Objective> Identify all lines below that hold "oraz" and collect them.

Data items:
^^^^^^^^^^^^^^^^

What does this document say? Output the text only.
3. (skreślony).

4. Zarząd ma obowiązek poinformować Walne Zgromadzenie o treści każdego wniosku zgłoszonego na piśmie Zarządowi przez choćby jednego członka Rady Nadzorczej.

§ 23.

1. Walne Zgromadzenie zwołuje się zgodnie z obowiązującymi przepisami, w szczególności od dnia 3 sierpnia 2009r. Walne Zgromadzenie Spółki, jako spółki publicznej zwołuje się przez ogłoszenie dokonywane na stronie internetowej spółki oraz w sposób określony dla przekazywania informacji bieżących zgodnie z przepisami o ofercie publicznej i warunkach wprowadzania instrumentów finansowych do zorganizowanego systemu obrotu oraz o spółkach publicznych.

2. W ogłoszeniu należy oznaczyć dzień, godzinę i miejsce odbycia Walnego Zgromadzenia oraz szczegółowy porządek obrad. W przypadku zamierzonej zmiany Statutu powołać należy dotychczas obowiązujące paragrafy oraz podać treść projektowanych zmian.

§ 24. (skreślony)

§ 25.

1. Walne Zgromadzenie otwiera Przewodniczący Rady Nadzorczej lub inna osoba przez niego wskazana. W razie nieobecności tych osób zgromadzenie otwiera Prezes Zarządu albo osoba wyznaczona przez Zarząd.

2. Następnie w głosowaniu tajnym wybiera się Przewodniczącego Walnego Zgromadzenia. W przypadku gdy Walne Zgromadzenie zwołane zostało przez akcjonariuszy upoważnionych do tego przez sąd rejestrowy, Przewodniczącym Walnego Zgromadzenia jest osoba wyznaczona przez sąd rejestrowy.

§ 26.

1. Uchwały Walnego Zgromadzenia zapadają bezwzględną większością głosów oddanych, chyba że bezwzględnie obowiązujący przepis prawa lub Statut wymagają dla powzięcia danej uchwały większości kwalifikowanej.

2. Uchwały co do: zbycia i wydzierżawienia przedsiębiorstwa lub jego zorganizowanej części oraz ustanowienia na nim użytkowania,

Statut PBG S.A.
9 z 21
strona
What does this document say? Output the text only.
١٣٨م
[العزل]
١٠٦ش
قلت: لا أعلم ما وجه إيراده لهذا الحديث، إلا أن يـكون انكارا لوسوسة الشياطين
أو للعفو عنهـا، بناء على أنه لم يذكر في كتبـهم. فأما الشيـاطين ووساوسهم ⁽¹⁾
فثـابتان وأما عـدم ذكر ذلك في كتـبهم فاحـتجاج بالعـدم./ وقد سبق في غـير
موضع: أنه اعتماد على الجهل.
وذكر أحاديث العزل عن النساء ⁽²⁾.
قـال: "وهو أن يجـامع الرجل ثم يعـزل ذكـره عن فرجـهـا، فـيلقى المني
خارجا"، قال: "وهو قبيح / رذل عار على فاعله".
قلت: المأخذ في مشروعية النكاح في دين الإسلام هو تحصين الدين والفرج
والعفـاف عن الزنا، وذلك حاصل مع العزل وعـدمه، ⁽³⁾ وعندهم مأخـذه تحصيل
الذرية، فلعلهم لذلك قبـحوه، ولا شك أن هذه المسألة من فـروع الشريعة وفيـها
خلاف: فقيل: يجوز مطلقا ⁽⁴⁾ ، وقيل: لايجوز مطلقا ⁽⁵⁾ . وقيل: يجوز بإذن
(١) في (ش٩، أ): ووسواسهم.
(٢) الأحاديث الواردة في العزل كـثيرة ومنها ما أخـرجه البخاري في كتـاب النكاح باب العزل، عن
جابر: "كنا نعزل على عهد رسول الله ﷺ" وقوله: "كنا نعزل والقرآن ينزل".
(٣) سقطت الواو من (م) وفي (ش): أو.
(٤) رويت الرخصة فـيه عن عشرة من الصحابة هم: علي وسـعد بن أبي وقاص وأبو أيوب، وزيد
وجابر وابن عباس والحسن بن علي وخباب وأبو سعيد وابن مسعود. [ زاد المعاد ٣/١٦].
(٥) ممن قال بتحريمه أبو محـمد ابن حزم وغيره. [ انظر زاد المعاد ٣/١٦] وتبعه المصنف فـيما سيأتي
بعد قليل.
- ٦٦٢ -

^^^^^^^^^^^^^^^^

In response>
1. Walne Zgromadzenie zwołuje się zgodnie z obowiązującymi przepisami, w szczególności od dnia 3 sierpnia 2009r. Walne Zgromadzenie Spółki, jako spółki publicznej zwołuje się przez ogłoszenie dokonywane na stronie internetowej spółki oraz w sposób określony dla przekazywania informacji bieżących zgodnie z przepisami o ofercie publicznej i warunkach wprowadzania instrumentów finansowych do zorganizowanego systemu obrotu oraz o spółkach publicznych.
2. W ogłoszeniu należy oznaczyć dzień, godzinę i miejsce odbycia Walnego Zgromadzenia oraz szczegółowy porządek obrad. W przypadku zamierzonej zmiany Statutu powołać należy dotychczas obowiązujące paragrafy oraz podać treść projektowanych zmian.
2. Uchwały co do: zbycia i wydzierżawienia przedsiębiorstwa lub jego zorganizowanej części oraz ustanowienia na nim użytkowania,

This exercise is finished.